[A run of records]
^^^^
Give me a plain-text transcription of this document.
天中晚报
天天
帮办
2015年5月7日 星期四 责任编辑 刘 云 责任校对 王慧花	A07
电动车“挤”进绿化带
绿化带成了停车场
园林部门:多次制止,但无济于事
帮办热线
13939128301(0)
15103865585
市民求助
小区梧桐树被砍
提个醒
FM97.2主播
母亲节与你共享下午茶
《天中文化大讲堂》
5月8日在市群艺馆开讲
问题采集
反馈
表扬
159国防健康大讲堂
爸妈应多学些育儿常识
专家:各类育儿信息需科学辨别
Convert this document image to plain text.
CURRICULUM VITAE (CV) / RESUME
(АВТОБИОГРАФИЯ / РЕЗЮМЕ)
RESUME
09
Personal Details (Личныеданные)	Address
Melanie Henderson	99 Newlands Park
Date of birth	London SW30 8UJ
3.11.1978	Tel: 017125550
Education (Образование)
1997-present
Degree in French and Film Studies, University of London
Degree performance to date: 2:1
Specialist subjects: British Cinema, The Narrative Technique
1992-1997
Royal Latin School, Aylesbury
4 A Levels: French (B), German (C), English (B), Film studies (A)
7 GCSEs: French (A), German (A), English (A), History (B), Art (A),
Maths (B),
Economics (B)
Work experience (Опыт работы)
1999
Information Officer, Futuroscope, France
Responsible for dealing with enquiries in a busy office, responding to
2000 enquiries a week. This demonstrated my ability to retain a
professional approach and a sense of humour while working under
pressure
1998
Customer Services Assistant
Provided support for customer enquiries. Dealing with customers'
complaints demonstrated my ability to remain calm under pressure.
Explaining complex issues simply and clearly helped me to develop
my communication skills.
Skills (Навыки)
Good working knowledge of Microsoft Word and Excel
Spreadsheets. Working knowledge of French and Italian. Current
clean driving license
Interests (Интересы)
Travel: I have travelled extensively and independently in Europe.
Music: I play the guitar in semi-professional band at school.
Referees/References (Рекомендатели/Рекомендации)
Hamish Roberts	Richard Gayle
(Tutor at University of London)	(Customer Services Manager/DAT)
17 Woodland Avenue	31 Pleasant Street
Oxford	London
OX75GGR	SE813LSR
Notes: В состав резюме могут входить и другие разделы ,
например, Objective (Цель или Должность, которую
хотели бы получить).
^^^^
• _SET PROBLEM_
Copy out the full material exactly as it appears.

• _EXERCISE ANSWER_
Give me a plain-text transcription of this document.
天中晚报
天天
帮办
2015年5月7日 星期四 责任编辑 刘 云 责任校对 王慧花	A07
电动车“挤”进绿化带
绿化带成了停车场
园林部门:多次制止,但无济于事
帮办热线
13939128301(0)
15103865585
市民求助
小区梧桐树被砍
提个醒
FM97.2主播
母亲节与你共享下午茶
《天中文化大讲堂》
5月8日在市群艺馆开讲
问题采集
反馈
表扬
159国防健康大讲堂
爸妈应多学些育儿常识
专家:各类育儿信息需科学辨别
Convert this document image to plain text.
CURRICULUM VITAE (CV) / RESUME
(АВТОБИОГРАФИЯ / РЕЗЮМЕ)
RESUME
09
Personal Details (Личныеданные)	Address
Melanie Henderson	99 Newlands Park
Date of birth	London SW30 8UJ
3.11.1978	Tel: 017125550
Education (Образование)
1997-present
Degree in French and Film Studies, University of London
Degree performance to date: 2:1
Specialist subjects: British Cinema, The Narrative Technique
1992-1997
Royal Latin School, Aylesbury
4 A Levels: French (B), German (C), English (B), Film studies (A)
7 GCSEs: French (A), German (A), English (A), History (B), Art (A),
Maths (B),
Economics (B)
Work experience (Опыт работы)
1999
Information Officer, Futuroscope, France
Responsible for dealing with enquiries in a busy office, responding to
2000 enquiries a week. This demonstrated my ability to retain a
professional approach and a sense of humour while working under
pressure
1998
Customer Services Assistant
Provided support for customer enquiries. Dealing with customers'
complaints demonstrated my ability to remain calm under pressure.
Explaining complex issues simply and clearly helped me to develop
my communication skills.
Skills (Навыки)
Good working knowledge of Microsoft Word and Excel
Spreadsheets. Working knowledge of French and Italian. Current
clean driving license
Interests (Интересы)
Travel: I have travelled extensively and independently in Europe.
Music: I play the guitar in semi-professional band at school.
Referees/References (Рекомендатели/Рекомендации)
Hamish Roberts	Richard Gayle
(Tutor at University of London)	(Customer Services Manager/DAT)
17 Woodland Avenue	31 Pleasant Street
Oxford	London
OX75GGR	SE813LSR
Notes: В состав резюме могут входить и другие разделы ,
например, Objective (Цель или Должность, которую
хотели бы получить).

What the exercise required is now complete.